>>>

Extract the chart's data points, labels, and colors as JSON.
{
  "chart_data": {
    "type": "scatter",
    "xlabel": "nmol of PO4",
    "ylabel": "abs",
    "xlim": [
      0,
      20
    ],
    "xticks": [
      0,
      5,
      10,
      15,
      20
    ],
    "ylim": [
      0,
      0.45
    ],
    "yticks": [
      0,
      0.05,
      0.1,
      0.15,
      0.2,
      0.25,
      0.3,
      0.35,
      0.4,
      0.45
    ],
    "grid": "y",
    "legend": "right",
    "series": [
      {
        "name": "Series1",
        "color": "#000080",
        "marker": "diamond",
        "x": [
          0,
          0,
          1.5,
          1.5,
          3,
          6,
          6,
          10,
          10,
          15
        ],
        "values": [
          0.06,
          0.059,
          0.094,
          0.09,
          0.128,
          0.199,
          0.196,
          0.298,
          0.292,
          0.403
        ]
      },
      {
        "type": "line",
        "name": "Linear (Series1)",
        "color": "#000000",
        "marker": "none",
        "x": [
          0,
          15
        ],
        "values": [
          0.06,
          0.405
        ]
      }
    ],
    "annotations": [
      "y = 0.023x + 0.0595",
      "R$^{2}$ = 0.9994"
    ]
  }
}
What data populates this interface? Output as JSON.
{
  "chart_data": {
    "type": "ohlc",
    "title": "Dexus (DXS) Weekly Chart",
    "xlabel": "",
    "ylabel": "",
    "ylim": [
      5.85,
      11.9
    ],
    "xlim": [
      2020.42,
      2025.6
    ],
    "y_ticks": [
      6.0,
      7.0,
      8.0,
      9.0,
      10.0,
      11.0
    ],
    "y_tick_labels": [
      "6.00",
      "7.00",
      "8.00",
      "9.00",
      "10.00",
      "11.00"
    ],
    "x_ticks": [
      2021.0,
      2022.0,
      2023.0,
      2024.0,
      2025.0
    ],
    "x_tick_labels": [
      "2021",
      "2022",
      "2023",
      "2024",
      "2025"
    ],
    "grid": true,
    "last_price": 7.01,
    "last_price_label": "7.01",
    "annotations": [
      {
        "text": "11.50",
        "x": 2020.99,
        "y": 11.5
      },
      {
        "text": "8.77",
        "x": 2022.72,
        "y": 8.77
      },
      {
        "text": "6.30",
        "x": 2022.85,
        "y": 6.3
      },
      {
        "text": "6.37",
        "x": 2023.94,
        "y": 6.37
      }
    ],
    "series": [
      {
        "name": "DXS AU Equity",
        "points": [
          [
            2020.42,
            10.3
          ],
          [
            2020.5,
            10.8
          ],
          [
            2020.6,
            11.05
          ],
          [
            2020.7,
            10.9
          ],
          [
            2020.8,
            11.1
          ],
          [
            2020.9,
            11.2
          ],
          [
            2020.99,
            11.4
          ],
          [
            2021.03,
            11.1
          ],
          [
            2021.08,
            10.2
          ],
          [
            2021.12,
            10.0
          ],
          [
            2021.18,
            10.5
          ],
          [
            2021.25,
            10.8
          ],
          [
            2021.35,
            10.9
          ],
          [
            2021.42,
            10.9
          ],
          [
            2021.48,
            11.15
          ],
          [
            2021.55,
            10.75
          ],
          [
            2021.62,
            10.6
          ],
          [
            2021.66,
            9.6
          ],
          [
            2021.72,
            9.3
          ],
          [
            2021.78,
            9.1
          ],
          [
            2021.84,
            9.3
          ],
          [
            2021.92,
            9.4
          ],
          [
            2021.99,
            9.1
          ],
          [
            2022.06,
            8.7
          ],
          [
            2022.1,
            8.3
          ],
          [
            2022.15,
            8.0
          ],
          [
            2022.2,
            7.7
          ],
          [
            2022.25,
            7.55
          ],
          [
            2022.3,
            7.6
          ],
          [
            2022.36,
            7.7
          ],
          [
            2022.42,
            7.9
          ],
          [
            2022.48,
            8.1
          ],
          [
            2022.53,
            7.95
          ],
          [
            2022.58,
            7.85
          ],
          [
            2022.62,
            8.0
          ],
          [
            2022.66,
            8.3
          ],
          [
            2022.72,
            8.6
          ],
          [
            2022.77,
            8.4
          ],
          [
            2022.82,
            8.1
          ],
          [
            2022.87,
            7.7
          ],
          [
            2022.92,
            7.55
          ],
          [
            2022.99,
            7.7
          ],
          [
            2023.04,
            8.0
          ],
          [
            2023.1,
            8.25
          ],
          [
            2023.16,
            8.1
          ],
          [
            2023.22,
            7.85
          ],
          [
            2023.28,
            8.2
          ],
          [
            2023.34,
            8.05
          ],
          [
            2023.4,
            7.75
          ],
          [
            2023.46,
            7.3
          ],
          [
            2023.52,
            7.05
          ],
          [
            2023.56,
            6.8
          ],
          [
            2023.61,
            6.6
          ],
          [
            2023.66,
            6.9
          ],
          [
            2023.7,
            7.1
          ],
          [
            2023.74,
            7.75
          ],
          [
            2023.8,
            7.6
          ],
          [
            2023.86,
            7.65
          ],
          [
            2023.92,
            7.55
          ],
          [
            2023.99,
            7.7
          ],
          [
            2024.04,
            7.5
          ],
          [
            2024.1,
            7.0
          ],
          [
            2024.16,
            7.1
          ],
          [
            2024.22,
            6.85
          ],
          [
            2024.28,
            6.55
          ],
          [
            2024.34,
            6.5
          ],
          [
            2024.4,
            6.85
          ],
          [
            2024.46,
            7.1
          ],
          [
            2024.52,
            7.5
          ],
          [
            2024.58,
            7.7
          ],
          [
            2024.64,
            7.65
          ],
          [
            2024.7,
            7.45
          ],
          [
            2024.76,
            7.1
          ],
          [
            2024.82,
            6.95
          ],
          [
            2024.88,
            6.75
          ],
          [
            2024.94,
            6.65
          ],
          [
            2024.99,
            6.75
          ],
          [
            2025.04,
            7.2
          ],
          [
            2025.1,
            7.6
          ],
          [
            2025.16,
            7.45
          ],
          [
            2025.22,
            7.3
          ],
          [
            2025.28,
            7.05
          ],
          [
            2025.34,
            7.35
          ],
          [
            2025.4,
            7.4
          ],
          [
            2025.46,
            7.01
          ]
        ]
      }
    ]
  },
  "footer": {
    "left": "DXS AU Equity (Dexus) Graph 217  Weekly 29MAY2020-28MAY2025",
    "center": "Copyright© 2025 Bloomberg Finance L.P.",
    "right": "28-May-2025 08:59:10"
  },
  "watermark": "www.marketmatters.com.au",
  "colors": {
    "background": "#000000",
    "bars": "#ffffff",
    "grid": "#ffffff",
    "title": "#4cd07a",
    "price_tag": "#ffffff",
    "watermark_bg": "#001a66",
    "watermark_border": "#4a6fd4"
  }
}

<<<

◆ PROBLEM STATEMENT
Select and copy every line of the listing with the word "Equity".

◆ TASK RESULT
        "name": "DXS AU Equity",
    "left": "DXS AU Equity (Dexus) Graph 217  Weekly 29MAY2020-28MAY2025",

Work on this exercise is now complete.